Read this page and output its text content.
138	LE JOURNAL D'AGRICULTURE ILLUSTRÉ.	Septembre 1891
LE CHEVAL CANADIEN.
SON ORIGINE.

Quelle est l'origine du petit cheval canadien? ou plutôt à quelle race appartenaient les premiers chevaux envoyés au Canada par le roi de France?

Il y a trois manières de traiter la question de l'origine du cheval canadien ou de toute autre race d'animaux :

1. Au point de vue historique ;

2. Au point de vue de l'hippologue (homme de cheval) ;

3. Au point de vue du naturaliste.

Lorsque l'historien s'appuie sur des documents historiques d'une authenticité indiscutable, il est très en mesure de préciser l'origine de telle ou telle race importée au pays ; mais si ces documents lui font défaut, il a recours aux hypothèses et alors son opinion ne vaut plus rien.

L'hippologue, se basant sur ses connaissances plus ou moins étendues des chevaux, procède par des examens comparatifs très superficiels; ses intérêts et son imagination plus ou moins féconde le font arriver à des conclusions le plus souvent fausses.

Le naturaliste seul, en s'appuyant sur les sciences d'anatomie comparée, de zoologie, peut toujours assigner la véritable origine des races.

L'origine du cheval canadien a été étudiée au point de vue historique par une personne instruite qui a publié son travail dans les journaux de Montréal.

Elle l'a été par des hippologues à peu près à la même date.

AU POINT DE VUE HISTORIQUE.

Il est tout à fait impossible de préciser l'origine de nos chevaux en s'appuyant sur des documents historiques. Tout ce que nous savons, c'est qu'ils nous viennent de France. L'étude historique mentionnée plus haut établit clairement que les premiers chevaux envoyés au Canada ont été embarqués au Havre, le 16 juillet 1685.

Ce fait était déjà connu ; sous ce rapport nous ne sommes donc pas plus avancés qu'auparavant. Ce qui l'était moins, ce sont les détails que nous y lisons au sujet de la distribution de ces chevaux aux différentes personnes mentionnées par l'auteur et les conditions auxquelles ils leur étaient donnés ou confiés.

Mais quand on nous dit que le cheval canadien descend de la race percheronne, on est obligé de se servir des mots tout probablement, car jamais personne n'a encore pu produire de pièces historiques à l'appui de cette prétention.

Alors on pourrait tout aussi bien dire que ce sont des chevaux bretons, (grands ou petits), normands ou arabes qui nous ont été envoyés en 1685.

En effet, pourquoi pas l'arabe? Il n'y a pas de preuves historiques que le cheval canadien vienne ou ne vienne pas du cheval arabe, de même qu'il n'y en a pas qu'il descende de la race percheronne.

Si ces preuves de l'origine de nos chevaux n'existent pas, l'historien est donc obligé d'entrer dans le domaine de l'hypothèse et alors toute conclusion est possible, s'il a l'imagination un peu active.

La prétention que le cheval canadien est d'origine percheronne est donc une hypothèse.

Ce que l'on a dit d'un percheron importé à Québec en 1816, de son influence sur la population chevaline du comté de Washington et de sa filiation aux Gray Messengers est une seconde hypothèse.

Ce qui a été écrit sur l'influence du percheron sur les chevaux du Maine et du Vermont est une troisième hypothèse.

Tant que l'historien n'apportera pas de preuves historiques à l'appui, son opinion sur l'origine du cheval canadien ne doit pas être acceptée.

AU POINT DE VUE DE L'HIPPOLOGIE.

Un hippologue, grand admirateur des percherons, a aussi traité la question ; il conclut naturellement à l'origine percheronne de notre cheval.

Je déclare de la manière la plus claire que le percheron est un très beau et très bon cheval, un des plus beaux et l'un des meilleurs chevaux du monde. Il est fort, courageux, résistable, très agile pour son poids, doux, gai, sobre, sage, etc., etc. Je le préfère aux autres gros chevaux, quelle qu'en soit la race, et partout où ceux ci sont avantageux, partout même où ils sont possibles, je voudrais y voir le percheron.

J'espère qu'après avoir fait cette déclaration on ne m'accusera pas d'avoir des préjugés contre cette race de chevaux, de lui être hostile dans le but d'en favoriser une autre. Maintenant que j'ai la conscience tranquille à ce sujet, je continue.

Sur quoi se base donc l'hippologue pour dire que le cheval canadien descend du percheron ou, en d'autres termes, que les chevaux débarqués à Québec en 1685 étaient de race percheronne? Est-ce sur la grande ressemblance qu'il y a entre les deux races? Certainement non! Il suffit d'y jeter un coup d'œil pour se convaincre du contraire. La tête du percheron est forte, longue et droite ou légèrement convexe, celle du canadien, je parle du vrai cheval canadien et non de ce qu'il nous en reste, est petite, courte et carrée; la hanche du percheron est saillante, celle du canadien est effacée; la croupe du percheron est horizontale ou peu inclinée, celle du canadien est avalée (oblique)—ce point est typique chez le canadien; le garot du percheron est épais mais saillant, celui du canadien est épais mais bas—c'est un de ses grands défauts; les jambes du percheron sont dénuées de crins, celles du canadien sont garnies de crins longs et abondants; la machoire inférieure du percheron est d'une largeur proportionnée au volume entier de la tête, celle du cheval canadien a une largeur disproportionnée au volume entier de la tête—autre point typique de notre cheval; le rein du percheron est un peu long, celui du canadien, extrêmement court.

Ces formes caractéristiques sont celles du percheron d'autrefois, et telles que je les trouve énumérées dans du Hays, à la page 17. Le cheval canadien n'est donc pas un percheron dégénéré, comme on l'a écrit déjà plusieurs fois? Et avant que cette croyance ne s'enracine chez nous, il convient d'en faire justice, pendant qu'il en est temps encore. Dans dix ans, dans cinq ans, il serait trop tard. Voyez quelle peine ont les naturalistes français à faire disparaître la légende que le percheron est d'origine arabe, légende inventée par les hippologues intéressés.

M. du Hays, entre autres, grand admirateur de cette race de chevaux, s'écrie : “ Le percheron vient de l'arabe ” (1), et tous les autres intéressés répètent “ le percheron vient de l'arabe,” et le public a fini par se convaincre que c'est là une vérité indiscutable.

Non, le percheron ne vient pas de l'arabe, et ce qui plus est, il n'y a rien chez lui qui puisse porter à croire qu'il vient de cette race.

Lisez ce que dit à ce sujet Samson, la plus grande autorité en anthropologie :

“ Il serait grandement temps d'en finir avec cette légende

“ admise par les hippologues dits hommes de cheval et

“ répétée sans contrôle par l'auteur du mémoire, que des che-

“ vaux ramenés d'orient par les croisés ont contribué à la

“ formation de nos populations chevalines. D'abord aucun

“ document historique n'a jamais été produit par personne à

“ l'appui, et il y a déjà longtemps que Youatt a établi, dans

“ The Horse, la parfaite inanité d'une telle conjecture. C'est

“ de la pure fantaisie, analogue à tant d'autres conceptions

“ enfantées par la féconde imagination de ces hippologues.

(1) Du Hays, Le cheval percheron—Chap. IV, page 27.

------------------------------

**Aim of the task:** Each line that holds the word "influence" should be extracted from the records.

**Task response:**
Ce que l'on a dit d'un percheron importé à Québec en 1816, de son influence sur la population chevaline du comté de Washington et de sa filiation aux Gray Messengers est une seconde hypothèse.
Ce qui a été écrit sur l'influence du percheron sur les chevaux du Maine et du Vermont est une troisième hypothèse.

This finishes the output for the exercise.